_Short task_
Reproduce the listing exactly and skip over any pictures.

═════ Exercise input ═════

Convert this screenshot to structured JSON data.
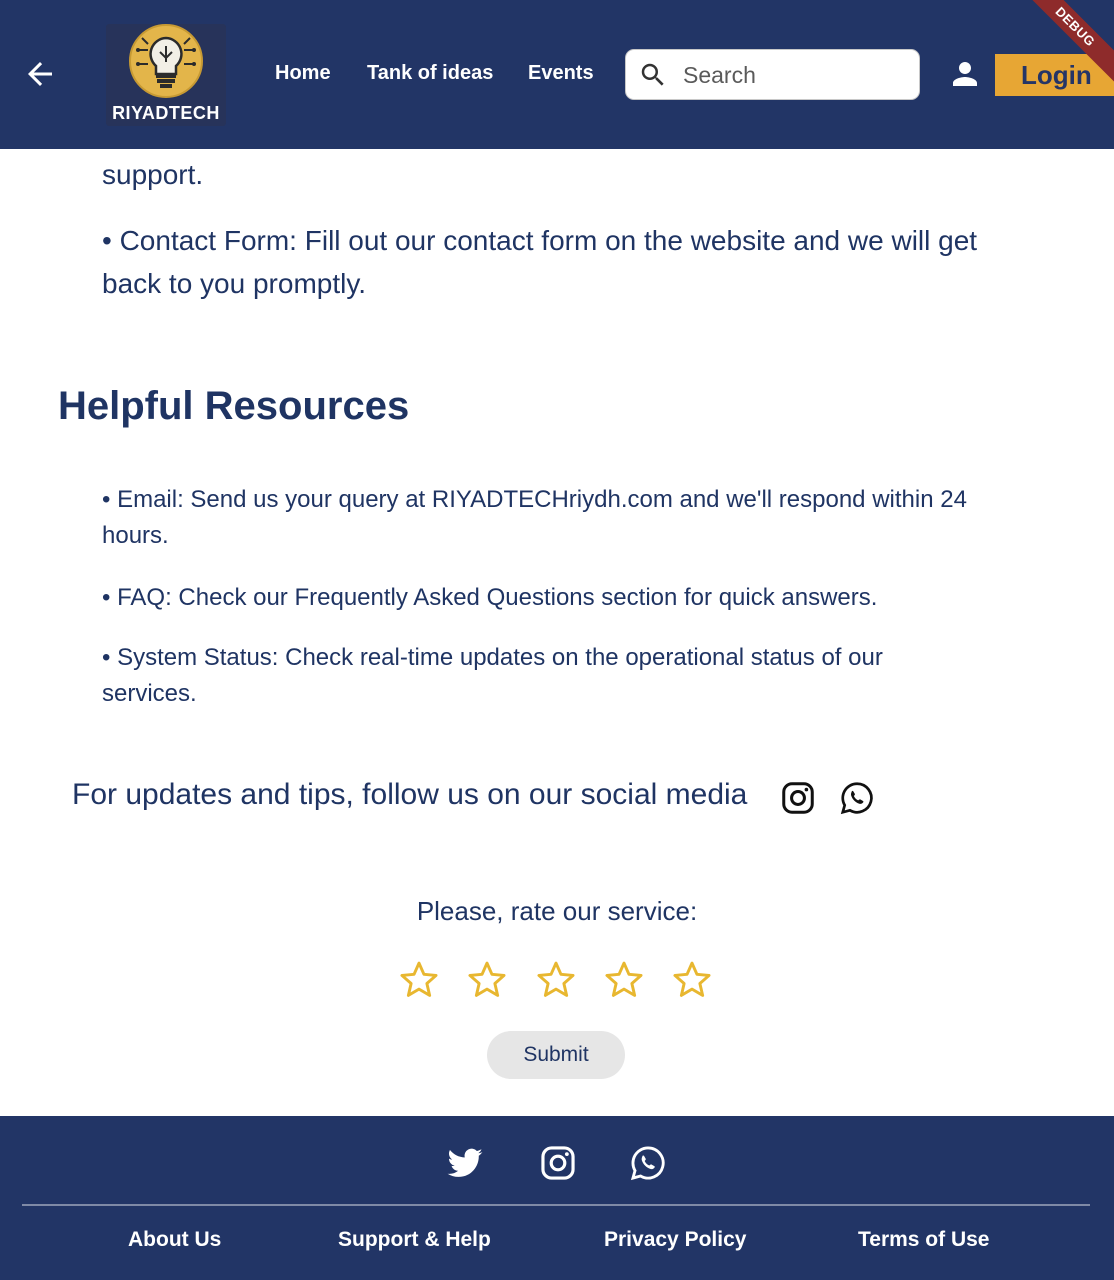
{
  "header": {
    "logo_text": "RIYADTECH",
    "nav": [
      {
        "label": "Home"
      },
      {
        "label": "Tank of ideas"
      },
      {
        "label": "Events"
      }
    ],
    "search_placeholder": "Search",
    "login_label": "Login",
    "debug_label": "DEBUG"
  },
  "content": {
    "support_tail": "support.",
    "contact_form": "• Contact Form: Fill out our contact form on the website and we will get back to you promptly.",
    "section_title": "Helpful Resources",
    "resources": [
      {
        "text": "• Email: Send us your query at RIYADTECHriydh.com and we'll respond within 24 hours."
      },
      {
        "text": "• FAQ: Check our Frequently Asked Questions section for quick answers."
      },
      {
        "text": "• System Status: Check real-time updates on the operational status of our services."
      }
    ],
    "social_text": "For updates and tips, follow us on our social media",
    "social_icons": [
      "instagram-icon",
      "whatsapp-icon"
    ]
  },
  "rating": {
    "label": "Please, rate our service:",
    "max_stars": 5,
    "selected": 0,
    "submit_label": "Submit"
  },
  "footer": {
    "icons": [
      "twitter-icon",
      "instagram-icon",
      "whatsapp-icon"
    ],
    "links": [
      {
        "label": "About Us"
      },
      {
        "label": "Support & Help"
      },
      {
        "label": "Privacy Policy"
      },
      {
        "label": "Terms of Use"
      }
    ]
  },
  "colors": {
    "primary": "#223566",
    "text": "#1f3463",
    "accent": "#e7a634",
    "star": "#e8b730"
  }
}
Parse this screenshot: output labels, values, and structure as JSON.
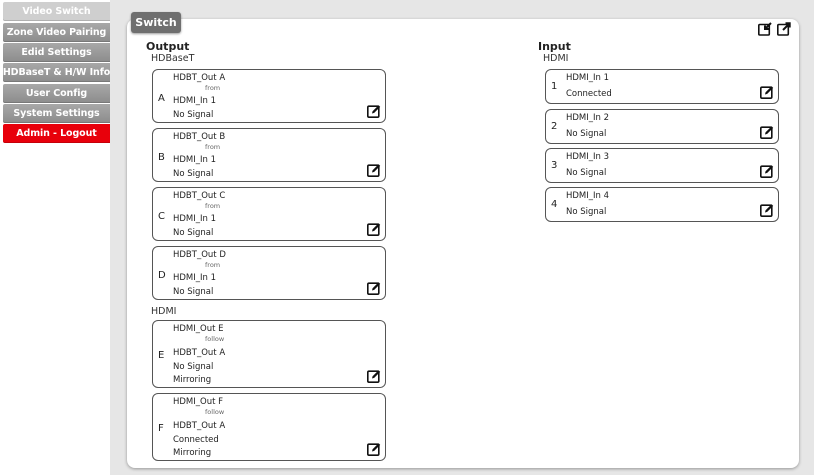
{
  "sidebar": {
    "items": [
      {
        "label": "Video Switch"
      },
      {
        "label": "Zone Video Pairing"
      },
      {
        "label": "Edid Settings"
      },
      {
        "label": "HDBaseT & H/W Info"
      },
      {
        "label": "User Config"
      },
      {
        "label": "System Settings"
      },
      {
        "label": "Admin - Logout"
      }
    ]
  },
  "panel": {
    "tab": "Switch"
  },
  "output": {
    "heading": "Output",
    "hdbaset_label": "HDBaseT",
    "hdmi_label": "HDMI",
    "hdbaset": [
      {
        "letter": "A",
        "name": "HDBT_Out A",
        "rel": "from",
        "source": "HDMI_In 1",
        "status": "No Signal"
      },
      {
        "letter": "B",
        "name": "HDBT_Out B",
        "rel": "from",
        "source": "HDMI_In 1",
        "status": "No Signal"
      },
      {
        "letter": "C",
        "name": "HDBT_Out C",
        "rel": "from",
        "source": "HDMI_In 1",
        "status": "No Signal"
      },
      {
        "letter": "D",
        "name": "HDBT_Out D",
        "rel": "from",
        "source": "HDMI_In 1",
        "status": "No Signal"
      }
    ],
    "hdmi": [
      {
        "letter": "E",
        "name": "HDMI_Out E",
        "rel": "follow",
        "source": "HDBT_Out A",
        "status": "No Signal",
        "mode": "Mirroring"
      },
      {
        "letter": "F",
        "name": "HDMI_Out F",
        "rel": "follow",
        "source": "HDBT_Out A",
        "status": "Connected",
        "mode": "Mirroring"
      }
    ]
  },
  "input": {
    "heading": "Input",
    "hdmi_label": "HDMI",
    "items": [
      {
        "number": "1",
        "name": "HDMI_In 1",
        "status": "Connected"
      },
      {
        "number": "2",
        "name": "HDMI_In 2",
        "status": "No Signal"
      },
      {
        "number": "3",
        "name": "HDMI_In 3",
        "status": "No Signal"
      },
      {
        "number": "4",
        "name": "HDMI_In 4",
        "status": "No Signal"
      }
    ]
  },
  "icons": {
    "edit": "edit-icon",
    "import": "import-icon",
    "export": "export-icon"
  }
}
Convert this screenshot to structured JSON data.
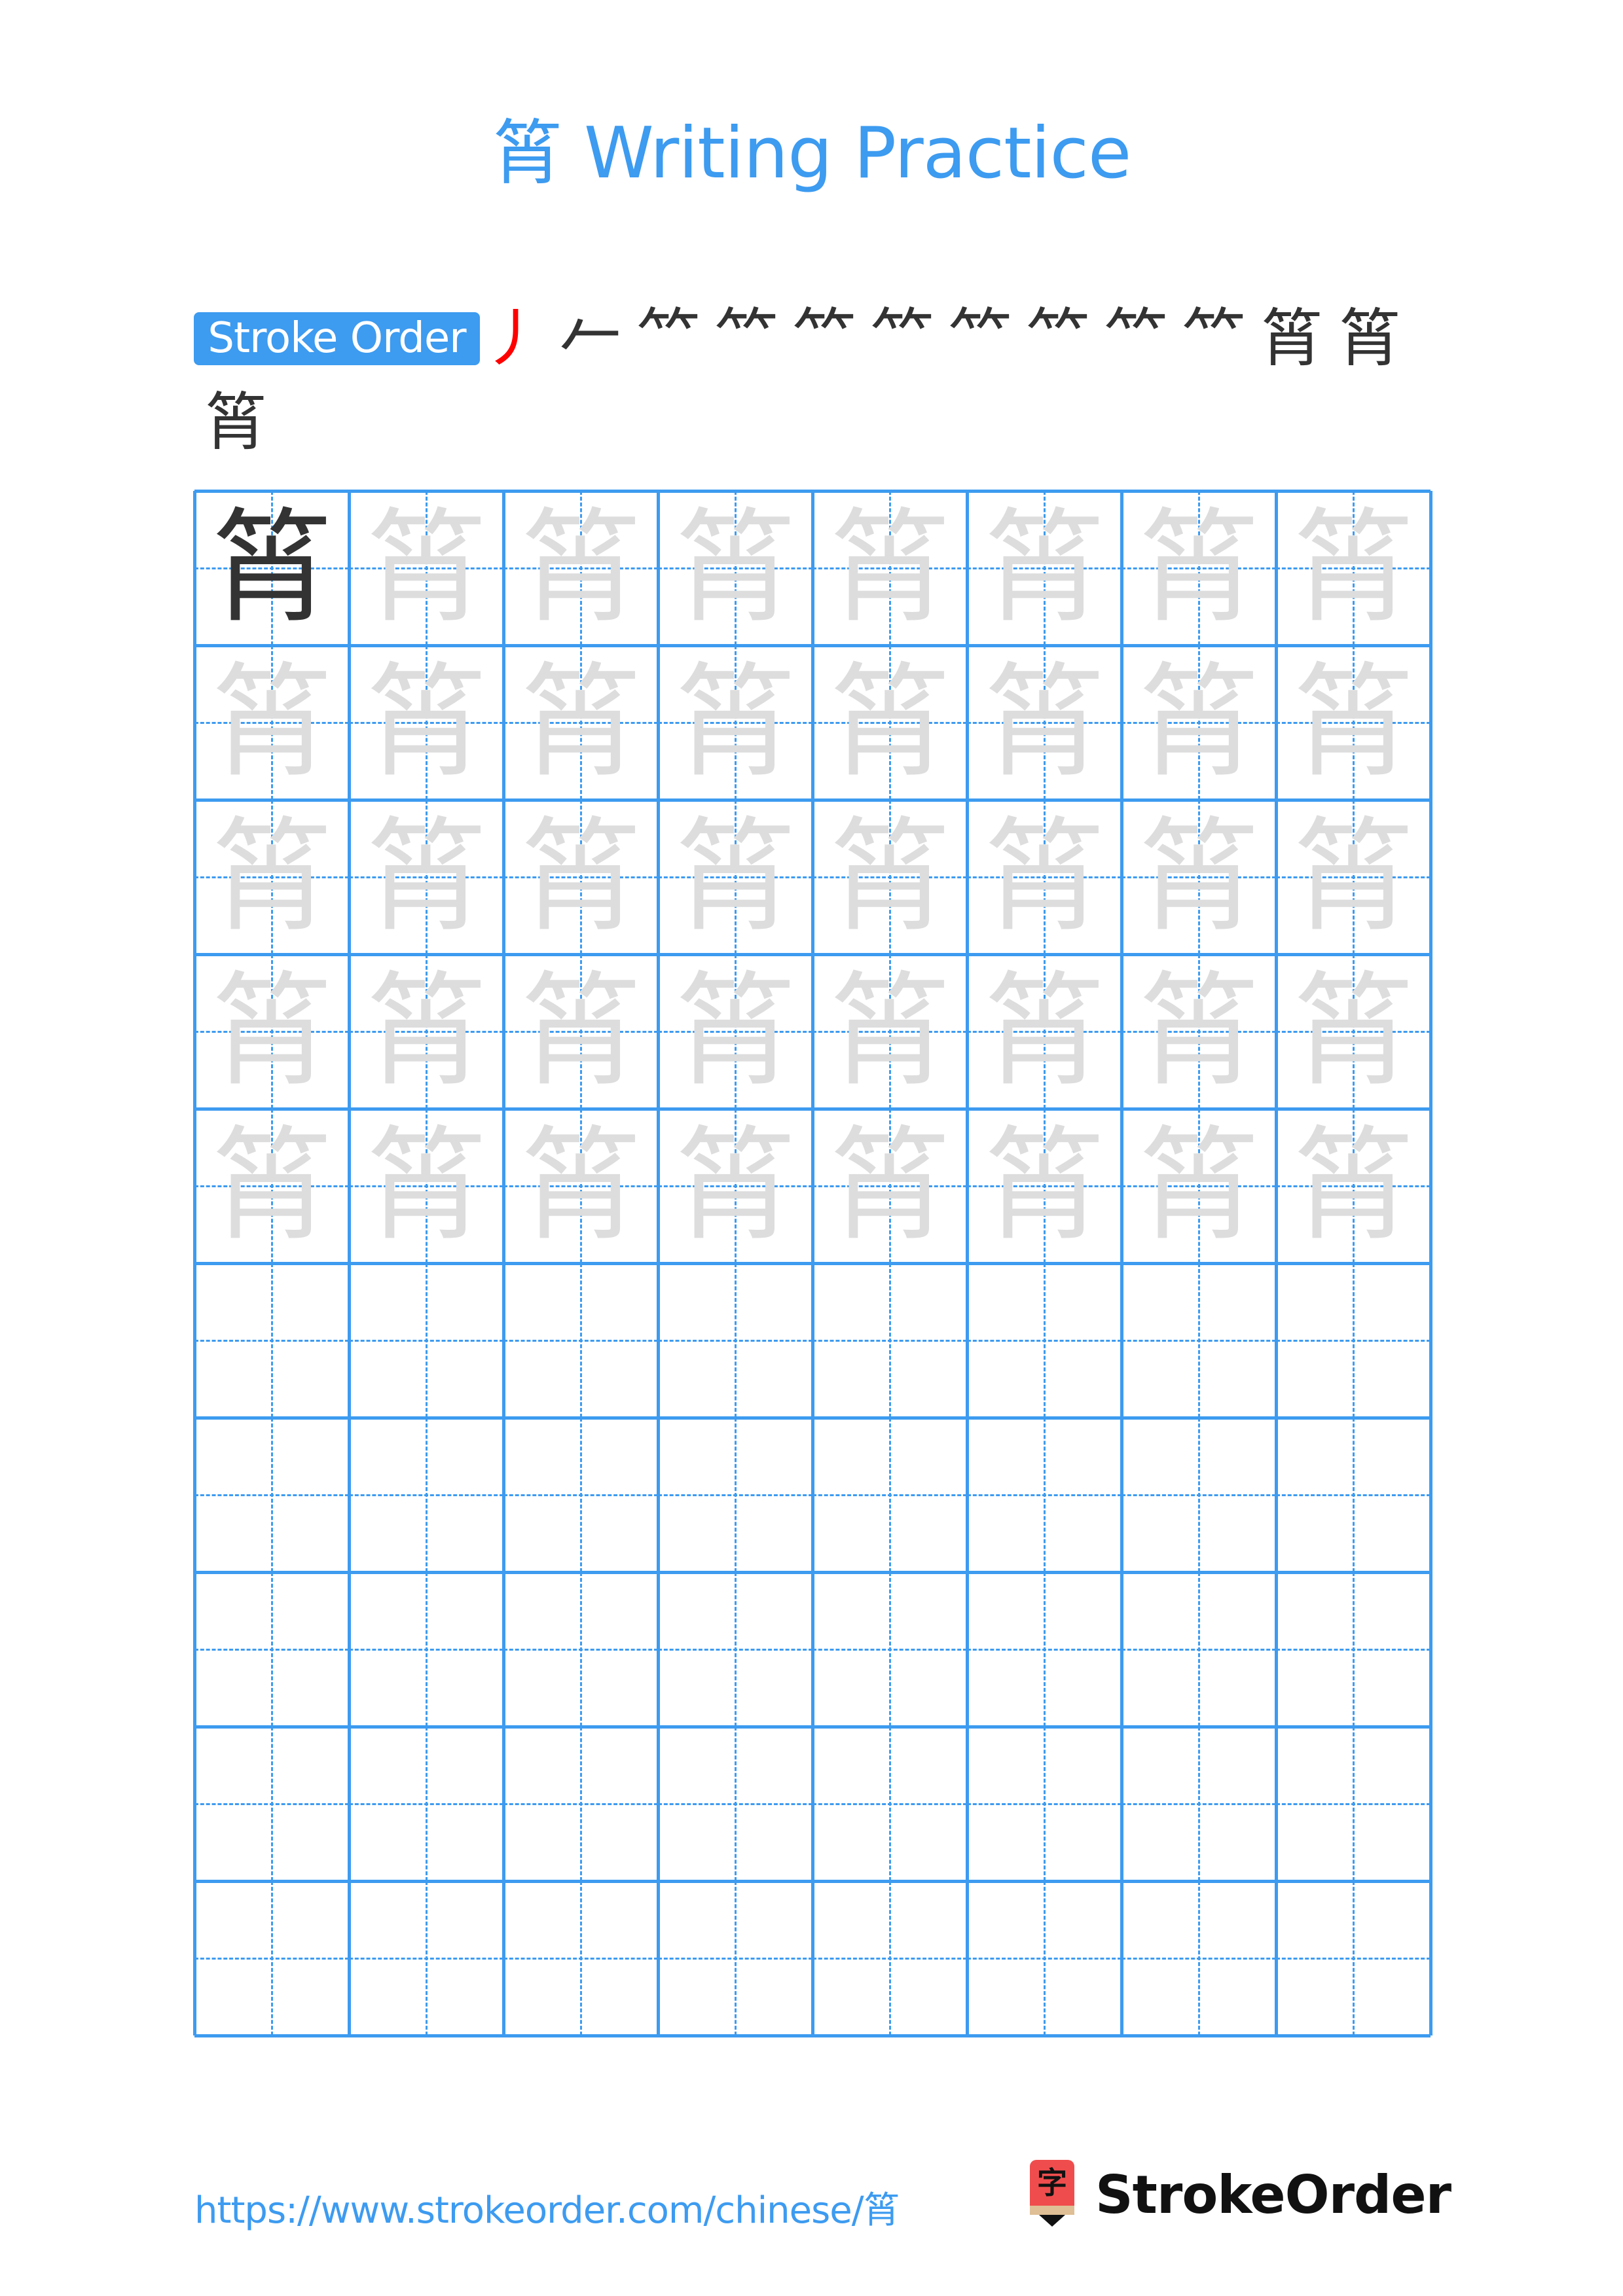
{
  "page": {
    "character": "筲",
    "title": "筲 Writing Practice"
  },
  "stroke_order": {
    "label": "Stroke Order",
    "total_strokes": 13,
    "steps": [
      {
        "step": 1,
        "glyph": "丿",
        "new_stroke_color": "#ff0000"
      },
      {
        "step": 2,
        "glyph": "𠂉",
        "new_stroke_color": "#ff0000"
      },
      {
        "step": 3,
        "glyph": "𥫗",
        "new_stroke_color": "#ff0000"
      },
      {
        "step": 4,
        "glyph": "𥫗",
        "new_stroke_color": "#ff0000"
      },
      {
        "step": 5,
        "glyph": "𥫗",
        "new_stroke_color": "#ff0000"
      },
      {
        "step": 6,
        "glyph": "⺮",
        "new_stroke_color": "#ff0000"
      },
      {
        "step": 7,
        "glyph": "⺮",
        "new_stroke_color": "#ff0000"
      },
      {
        "step": 8,
        "glyph": "⺮",
        "new_stroke_color": "#ff0000"
      },
      {
        "step": 9,
        "glyph": "⺮",
        "new_stroke_color": "#ff0000"
      },
      {
        "step": 10,
        "glyph": "⺮",
        "new_stroke_color": "#ff0000"
      },
      {
        "step": 11,
        "glyph": "筲",
        "new_stroke_color": "#ff0000"
      },
      {
        "step": 12,
        "glyph": "筲",
        "new_stroke_color": "#ff0000"
      },
      {
        "step": 13,
        "glyph": "筲",
        "new_stroke_color": "#ff0000"
      }
    ]
  },
  "practice_grid": {
    "rows": 10,
    "columns": 8,
    "model_character": "筲",
    "ghost_character": "筲",
    "model_cells": 1,
    "ghost_rows": 5,
    "empty_rows": 5,
    "line_color": "#3d9bf0",
    "model_color": "#333333",
    "ghost_color": "#dddddd"
  },
  "footer": {
    "url": "https://www.strokeorder.com/chinese/筲",
    "logo_glyph": "字",
    "brand": "StrokeOrder"
  },
  "colors": {
    "accent": "#3d9bf0",
    "highlight": "#ff0000",
    "logo_red": "#ef4d4d"
  }
}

═════

_Task solution_
Convert this screenshot to structured JSON data.
{
  "header": {
    "logo_text": "RIYADTECH",
    "nav": [
      {
        "label": "Home"
      },
      {
        "label": "Tank of ideas"
      },
      {
        "label": "Events"
      }
    ],
    "search_placeholder": "Search",
    "login_label": "Login",
    "debug_label": "DEBUG"
  },
  "content": {
    "support_tail": "support.",
    "contact_form": "• Contact Form: Fill out our contact form on the website and we will get back to you promptly.",
    "section_title": "Helpful Resources",
    "resources": [
      {
        "text": "• Email: Send us your query at RIYADTECHriydh.com and we'll respond within 24 hours."
      },
      {
        "text": "• FAQ: Check our Frequently Asked Questions section for quick answers."
      },
      {
        "text": "• System Status: Check real-time updates on the operational status of our services."
      }
    ],
    "social_text": "For updates and tips, follow us on our social media",
    "social_icons": [
      "instagram-icon",
      "whatsapp-icon"
    ]
  },
  "rating": {
    "label": "Please, rate our service:",
    "max_stars": 5,
    "selected": 0,
    "submit_label": "Submit"
  },
  "footer": {
    "icons": [
      "twitter-icon",
      "instagram-icon",
      "whatsapp-icon"
    ],
    "links": [
      {
        "label": "About Us"
      },
      {
        "label": "Support & Help"
      },
      {
        "label": "Privacy Policy"
      },
      {
        "label": "Terms of Use"
      }
    ]
  },
  "colors": {
    "primary": "#223566",
    "text": "#1f3463",
    "accent": "#e7a634",
    "star": "#e8b730"
  }
}
Parse this screenshot: output labels, values, and structure as JSON.
{
  "sidebar": {
    "items": [
      {
        "label": "Video Switch"
      },
      {
        "label": "Zone Video Pairing"
      },
      {
        "label": "Edid Settings"
      },
      {
        "label": "HDBaseT & H/W Info"
      },
      {
        "label": "User Config"
      },
      {
        "label": "System Settings"
      },
      {
        "label": "Admin - Logout"
      }
    ]
  },
  "panel": {
    "tab": "Switch"
  },
  "output": {
    "heading": "Output",
    "hdbaset_label": "HDBaseT",
    "hdmi_label": "HDMI",
    "hdbaset": [
      {
        "letter": "A",
        "name": "HDBT_Out A",
        "rel": "from",
        "source": "HDMI_In 1",
        "status": "No Signal"
      },
      {
        "letter": "B",
        "name": "HDBT_Out B",
        "rel": "from",
        "source": "HDMI_In 1",
        "status": "No Signal"
      },
      {
        "letter": "C",
        "name": "HDBT_Out C",
        "rel": "from",
        "source": "HDMI_In 1",
        "status": "No Signal"
      },
      {
        "letter": "D",
        "name": "HDBT_Out D",
        "rel": "from",
        "source": "HDMI_In 1",
        "status": "No Signal"
      }
    ],
    "hdmi": [
      {
        "letter": "E",
        "name": "HDMI_Out E",
        "rel": "follow",
        "source": "HDBT_Out A",
        "status": "No Signal",
        "mode": "Mirroring"
      },
      {
        "letter": "F",
        "name": "HDMI_Out F",
        "rel": "follow",
        "source": "HDBT_Out A",
        "status": "Connected",
        "mode": "Mirroring"
      }
    ]
  },
  "input": {
    "heading": "Input",
    "hdmi_label": "HDMI",
    "items": [
      {
        "number": "1",
        "name": "HDMI_In 1",
        "status": "Connected"
      },
      {
        "number": "2",
        "name": "HDMI_In 2",
        "status": "No Signal"
      },
      {
        "number": "3",
        "name": "HDMI_In 3",
        "status": "No Signal"
      },
      {
        "number": "4",
        "name": "HDMI_In 4",
        "status": "No Signal"
      }
    ]
  },
  "icons": {
    "edit": "edit-icon",
    "import": "import-icon",
    "export": "export-icon"
  }
}
Convert this screenshot to structured JSON data.
{
  "page": {
    "character": "筲",
    "title": "筲 Writing Practice"
  },
  "stroke_order": {
    "label": "Stroke Order",
    "total_strokes": 13,
    "steps": [
      {
        "step": 1,
        "glyph": "丿",
        "new_stroke_color": "#ff0000"
      },
      {
        "step": 2,
        "glyph": "𠂉",
        "new_stroke_color": "#ff0000"
      },
      {
        "step": 3,
        "glyph": "𥫗",
        "new_stroke_color": "#ff0000"
      },
      {
        "step": 4,
        "glyph": "𥫗",
        "new_stroke_color": "#ff0000"
      },
      {
        "step": 5,
        "glyph": "𥫗",
        "new_stroke_color": "#ff0000"
      },
      {
        "step": 6,
        "glyph": "⺮",
        "new_stroke_color": "#ff0000"
      },
      {
        "step": 7,
        "glyph": "⺮",
        "new_stroke_color": "#ff0000"
      },
      {
        "step": 8,
        "glyph": "⺮",
        "new_stroke_color": "#ff0000"
      },
      {
        "step": 9,
        "glyph": "⺮",
        "new_stroke_color": "#ff0000"
      },
      {
        "step": 10,
        "glyph": "⺮",
        "new_stroke_color": "#ff0000"
      },
      {
        "step": 11,
        "glyph": "筲",
        "new_stroke_color": "#ff0000"
      },
      {
        "step": 12,
        "glyph": "筲",
        "new_stroke_color": "#ff0000"
      },
      {
        "step": 13,
        "glyph": "筲",
        "new_stroke_color": "#ff0000"
      }
    ]
  },
  "practice_grid": {
    "rows": 10,
    "columns": 8,
    "model_character": "筲",
    "ghost_character": "筲",
    "model_cells": 1,
    "ghost_rows": 5,
    "empty_rows": 5,
    "line_color": "#3d9bf0",
    "model_color": "#333333",
    "ghost_color": "#dddddd"
  },
  "footer": {
    "url": "https://www.strokeorder.com/chinese/筲",
    "logo_glyph": "字",
    "brand": "StrokeOrder"
  },
  "colors": {
    "accent": "#3d9bf0",
    "highlight": "#ff0000",
    "logo_red": "#ef4d4d"
  }
}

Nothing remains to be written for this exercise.